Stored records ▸
* * * * * * *
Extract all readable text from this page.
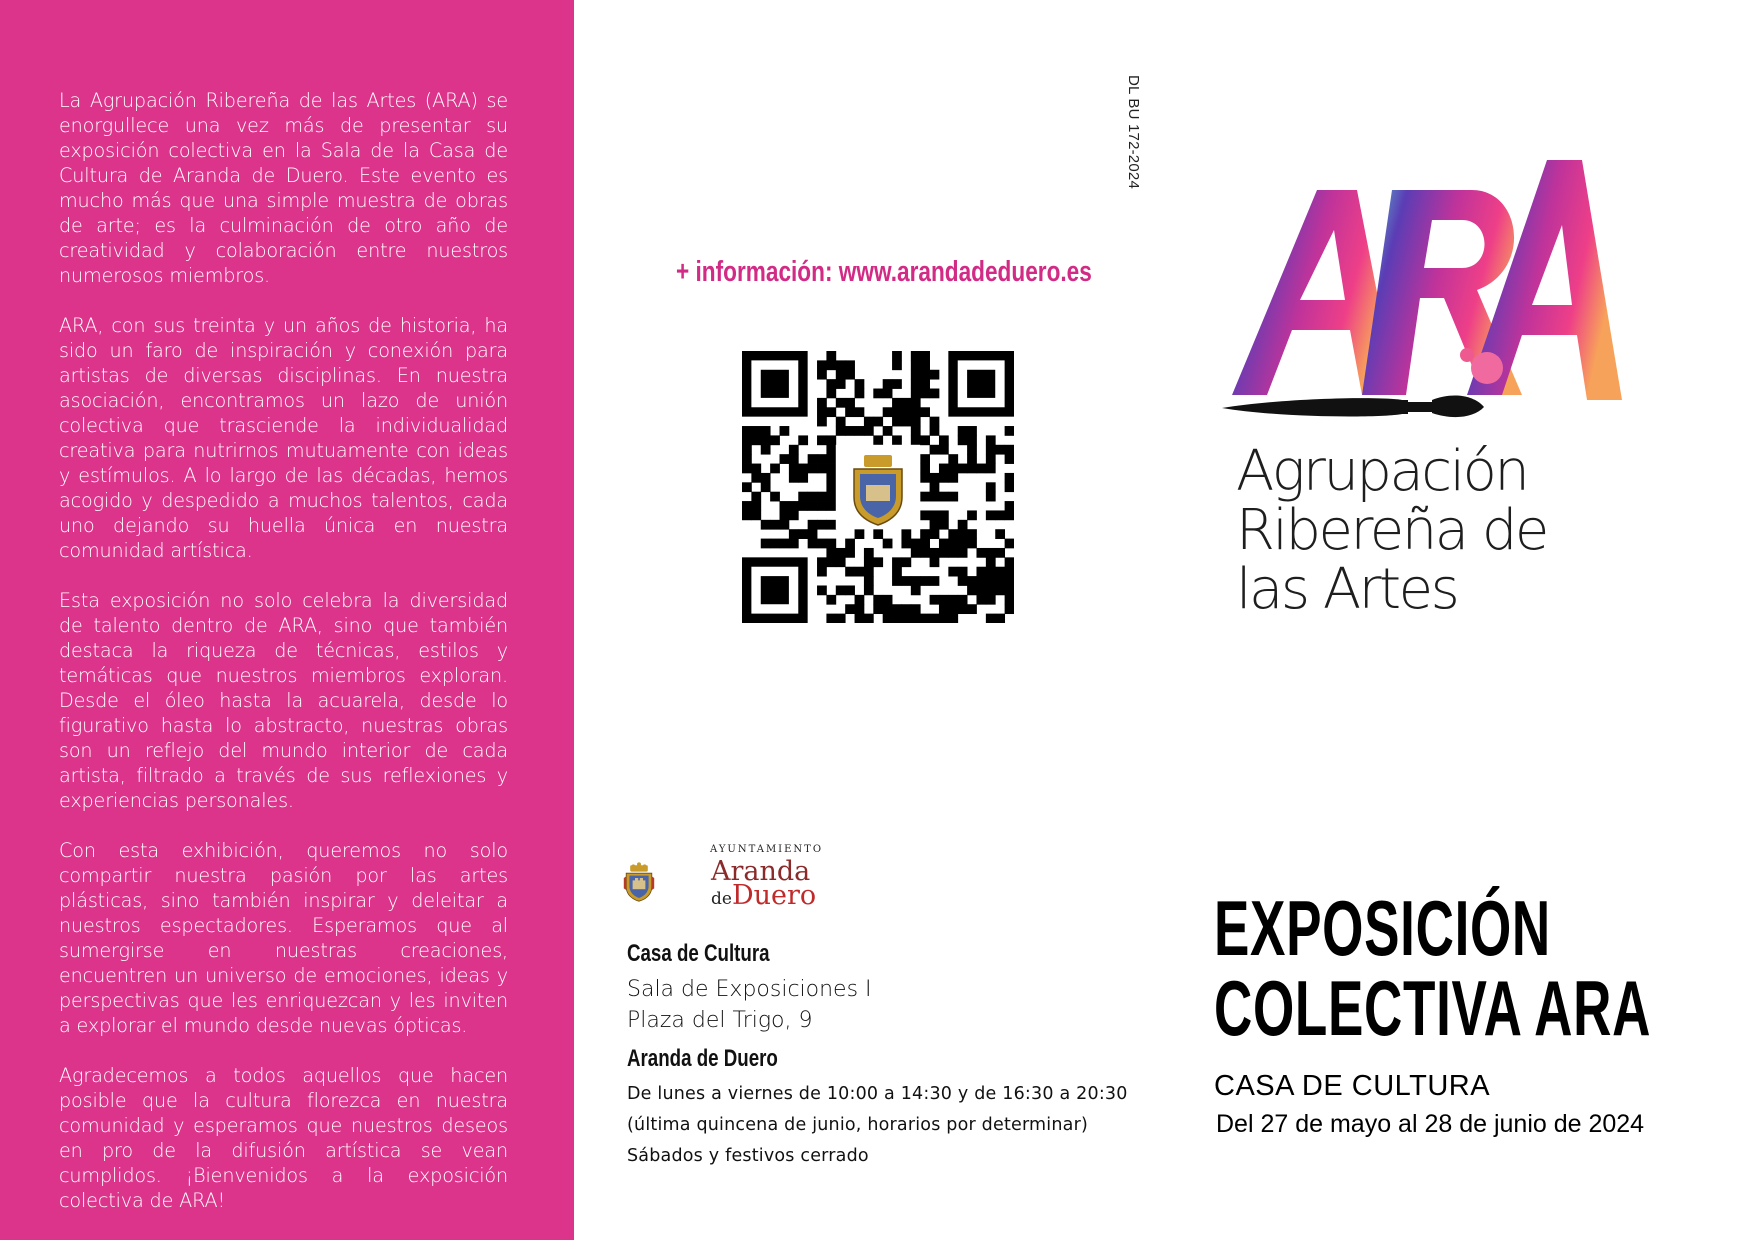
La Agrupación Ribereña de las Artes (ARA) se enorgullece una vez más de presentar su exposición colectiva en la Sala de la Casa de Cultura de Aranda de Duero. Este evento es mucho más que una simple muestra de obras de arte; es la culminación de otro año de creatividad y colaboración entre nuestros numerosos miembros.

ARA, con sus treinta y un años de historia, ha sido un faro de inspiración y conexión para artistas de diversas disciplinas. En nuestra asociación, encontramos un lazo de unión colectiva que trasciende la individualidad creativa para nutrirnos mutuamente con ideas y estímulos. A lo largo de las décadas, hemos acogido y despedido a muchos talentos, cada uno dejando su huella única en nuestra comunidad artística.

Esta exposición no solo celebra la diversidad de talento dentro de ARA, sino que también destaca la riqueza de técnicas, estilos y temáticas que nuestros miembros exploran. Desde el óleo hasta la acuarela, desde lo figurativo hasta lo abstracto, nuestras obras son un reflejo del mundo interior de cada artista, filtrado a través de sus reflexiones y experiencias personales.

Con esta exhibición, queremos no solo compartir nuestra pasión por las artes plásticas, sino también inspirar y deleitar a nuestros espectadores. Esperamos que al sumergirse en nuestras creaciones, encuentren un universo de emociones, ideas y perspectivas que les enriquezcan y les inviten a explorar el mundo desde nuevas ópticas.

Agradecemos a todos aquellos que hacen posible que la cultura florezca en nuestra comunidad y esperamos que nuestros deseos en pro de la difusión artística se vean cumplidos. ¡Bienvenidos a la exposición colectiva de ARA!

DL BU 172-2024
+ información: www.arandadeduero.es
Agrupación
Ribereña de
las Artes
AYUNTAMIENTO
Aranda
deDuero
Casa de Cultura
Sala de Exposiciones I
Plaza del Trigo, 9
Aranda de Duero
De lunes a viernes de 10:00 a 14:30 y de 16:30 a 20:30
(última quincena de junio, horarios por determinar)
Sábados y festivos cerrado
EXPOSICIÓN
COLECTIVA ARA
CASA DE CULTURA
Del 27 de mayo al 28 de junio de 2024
* * * * * * *
Directions for this task ▸ Write out every record above exactly as it stands, but leave out the pictures.

Finished task ▸
Extract all readable text from this page.
La Agrupación Ribereña de las Artes (ARA) se enorgullece una vez más de presentar su exposición colectiva en la Sala de la Casa de Cultura de Aranda de Duero. Este evento es mucho más que una simple muestra de obras de arte; es la culminación de otro año de creatividad y colaboración entre nuestros numerosos miembros.

ARA, con sus treinta y un años de historia, ha sido un faro de inspiración y conexión para artistas de diversas disciplinas. En nuestra asociación, encontramos un lazo de unión colectiva que trasciende la individualidad creativa para nutrirnos mutuamente con ideas y estímulos. A lo largo de las décadas, hemos acogido y despedido a muchos talentos, cada uno dejando su huella única en nuestra comunidad artística.

Esta exposición no solo celebra la diversidad de talento dentro de ARA, sino que también destaca la riqueza de técnicas, estilos y temáticas que nuestros miembros exploran. Desde el óleo hasta la acuarela, desde lo figurativo hasta lo abstracto, nuestras obras son un reflejo del mundo interior de cada artista, filtrado a través de sus reflexiones y experiencias personales.

Con esta exhibición, queremos no solo compartir nuestra pasión por las artes plásticas, sino también inspirar y deleitar a nuestros espectadores. Esperamos que al sumergirse en nuestras creaciones, encuentren un universo de emociones, ideas y perspectivas que les enriquezcan y les inviten a explorar el mundo desde nuevas ópticas.

Agradecemos a todos aquellos que hacen posible que la cultura florezca en nuestra comunidad y esperamos que nuestros deseos en pro de la difusión artística se vean cumplidos. ¡Bienvenidos a la exposición colectiva de ARA!

DL BU 172-2024
+ información: www.arandadeduero.es
Agrupación
Ribereña de
las Artes
AYUNTAMIENTO
Aranda
deDuero
Casa de Cultura
Sala de Exposiciones I
Plaza del Trigo, 9
Aranda de Duero
De lunes a viernes de 10:00 a 14:30 y de 16:30 a 20:30
(última quincena de junio, horarios por determinar)
Sábados y festivos cerrado
EXPOSICIÓN
COLECTIVA ARA
CASA DE CULTURA
Del 27 de mayo al 28 de junio de 2024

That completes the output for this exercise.